Repeat only the lines from the one holding "Read out every word on this page." down to the last line of the listing below, including both of those lines.

- _EXTRACTED INFORMATION_
— start —

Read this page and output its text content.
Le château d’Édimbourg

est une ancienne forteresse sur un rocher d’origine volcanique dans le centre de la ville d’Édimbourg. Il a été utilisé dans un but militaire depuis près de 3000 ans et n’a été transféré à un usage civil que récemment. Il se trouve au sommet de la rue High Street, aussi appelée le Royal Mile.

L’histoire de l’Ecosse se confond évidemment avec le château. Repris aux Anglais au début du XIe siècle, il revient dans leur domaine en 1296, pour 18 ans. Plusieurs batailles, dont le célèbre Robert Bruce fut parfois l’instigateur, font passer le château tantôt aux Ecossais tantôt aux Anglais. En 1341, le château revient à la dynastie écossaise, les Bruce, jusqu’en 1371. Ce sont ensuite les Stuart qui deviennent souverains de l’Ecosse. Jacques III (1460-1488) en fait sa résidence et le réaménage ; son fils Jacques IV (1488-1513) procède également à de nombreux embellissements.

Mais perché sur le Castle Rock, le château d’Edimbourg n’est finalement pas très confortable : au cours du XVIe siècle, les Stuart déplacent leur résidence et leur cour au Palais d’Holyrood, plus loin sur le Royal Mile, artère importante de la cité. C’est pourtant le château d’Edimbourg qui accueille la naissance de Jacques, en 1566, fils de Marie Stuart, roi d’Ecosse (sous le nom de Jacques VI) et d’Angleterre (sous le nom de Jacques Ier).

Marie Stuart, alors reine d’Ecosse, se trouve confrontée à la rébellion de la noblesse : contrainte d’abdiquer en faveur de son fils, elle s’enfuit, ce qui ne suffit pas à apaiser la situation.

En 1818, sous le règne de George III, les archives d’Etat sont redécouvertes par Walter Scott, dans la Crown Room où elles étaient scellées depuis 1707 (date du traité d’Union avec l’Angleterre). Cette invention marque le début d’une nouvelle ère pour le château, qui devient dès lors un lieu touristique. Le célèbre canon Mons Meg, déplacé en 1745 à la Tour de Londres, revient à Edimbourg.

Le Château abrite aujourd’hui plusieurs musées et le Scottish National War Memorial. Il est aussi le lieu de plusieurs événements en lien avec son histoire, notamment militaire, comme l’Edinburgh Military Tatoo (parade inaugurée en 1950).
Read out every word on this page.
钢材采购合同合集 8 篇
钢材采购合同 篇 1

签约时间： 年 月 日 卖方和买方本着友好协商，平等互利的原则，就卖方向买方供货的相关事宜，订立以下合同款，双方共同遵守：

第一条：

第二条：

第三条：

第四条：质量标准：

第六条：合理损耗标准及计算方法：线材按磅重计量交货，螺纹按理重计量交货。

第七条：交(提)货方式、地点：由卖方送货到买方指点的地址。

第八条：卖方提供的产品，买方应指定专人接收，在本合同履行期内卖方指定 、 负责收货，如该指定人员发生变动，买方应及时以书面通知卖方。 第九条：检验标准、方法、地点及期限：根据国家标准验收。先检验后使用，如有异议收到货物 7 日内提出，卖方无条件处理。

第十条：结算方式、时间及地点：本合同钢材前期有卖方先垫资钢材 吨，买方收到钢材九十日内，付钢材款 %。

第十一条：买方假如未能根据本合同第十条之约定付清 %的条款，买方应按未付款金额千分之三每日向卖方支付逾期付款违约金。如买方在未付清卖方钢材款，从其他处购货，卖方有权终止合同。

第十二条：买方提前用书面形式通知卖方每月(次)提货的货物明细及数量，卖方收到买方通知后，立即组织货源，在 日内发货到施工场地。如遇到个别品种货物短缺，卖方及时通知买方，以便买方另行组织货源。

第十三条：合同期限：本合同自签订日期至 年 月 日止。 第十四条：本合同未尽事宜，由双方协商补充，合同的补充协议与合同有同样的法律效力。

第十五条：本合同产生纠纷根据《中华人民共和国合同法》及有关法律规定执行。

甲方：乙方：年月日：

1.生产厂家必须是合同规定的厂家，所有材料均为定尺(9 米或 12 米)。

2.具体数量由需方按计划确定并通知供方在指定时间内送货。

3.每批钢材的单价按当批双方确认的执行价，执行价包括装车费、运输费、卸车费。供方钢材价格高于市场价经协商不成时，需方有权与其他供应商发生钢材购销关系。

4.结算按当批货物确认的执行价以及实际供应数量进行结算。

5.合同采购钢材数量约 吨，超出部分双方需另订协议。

— end —

- _WRITTEN SOLUTION_
Read out every word on this page.
钢材采购合同合集 8 篇
钢材采购合同 篇 1

签约时间： 年 月 日 卖方和买方本着友好协商，平等互利的原则，就卖方向买方供货的相关事宜，订立以下合同款，双方共同遵守：

第一条：

第二条：

第三条：

第四条：质量标准：

第六条：合理损耗标准及计算方法：线材按磅重计量交货，螺纹按理重计量交货。

第七条：交(提)货方式、地点：由卖方送货到买方指点的地址。

第八条：卖方提供的产品，买方应指定专人接收，在本合同履行期内卖方指定 、 负责收货，如该指定人员发生变动，买方应及时以书面通知卖方。 第九条：检验标准、方法、地点及期限：根据国家标准验收。先检验后使用，如有异议收到货物 7 日内提出，卖方无条件处理。

第十条：结算方式、时间及地点：本合同钢材前期有卖方先垫资钢材 吨，买方收到钢材九十日内，付钢材款 %。

第十一条：买方假如未能根据本合同第十条之约定付清 %的条款，买方应按未付款金额千分之三每日向卖方支付逾期付款违约金。如买方在未付清卖方钢材款，从其他处购货，卖方有权终止合同。

第十二条：买方提前用书面形式通知卖方每月(次)提货的货物明细及数量，卖方收到买方通知后，立即组织货源，在 日内发货到施工场地。如遇到个别品种货物短缺，卖方及时通知买方，以便买方另行组织货源。

第十三条：合同期限：本合同自签订日期至 年 月 日止。 第十四条：本合同未尽事宜，由双方协商补充，合同的补充协议与合同有同样的法律效力。

第十五条：本合同产生纠纷根据《中华人民共和国合同法》及有关法律规定执行。

甲方：乙方：年月日：

1.生产厂家必须是合同规定的厂家，所有材料均为定尺(9 米或 12 米)。

2.具体数量由需方按计划确定并通知供方在指定时间内送货。

3.每批钢材的单价按当批双方确认的执行价，执行价包括装车费、运输费、卸车费。供方钢材价格高于市场价经协商不成时，需方有权与其他供应商发生钢材购销关系。

4.结算按当批货物确认的执行价以及实际供应数量进行结算。

5.合同采购钢材数量约 吨，超出部分双方需另订协议。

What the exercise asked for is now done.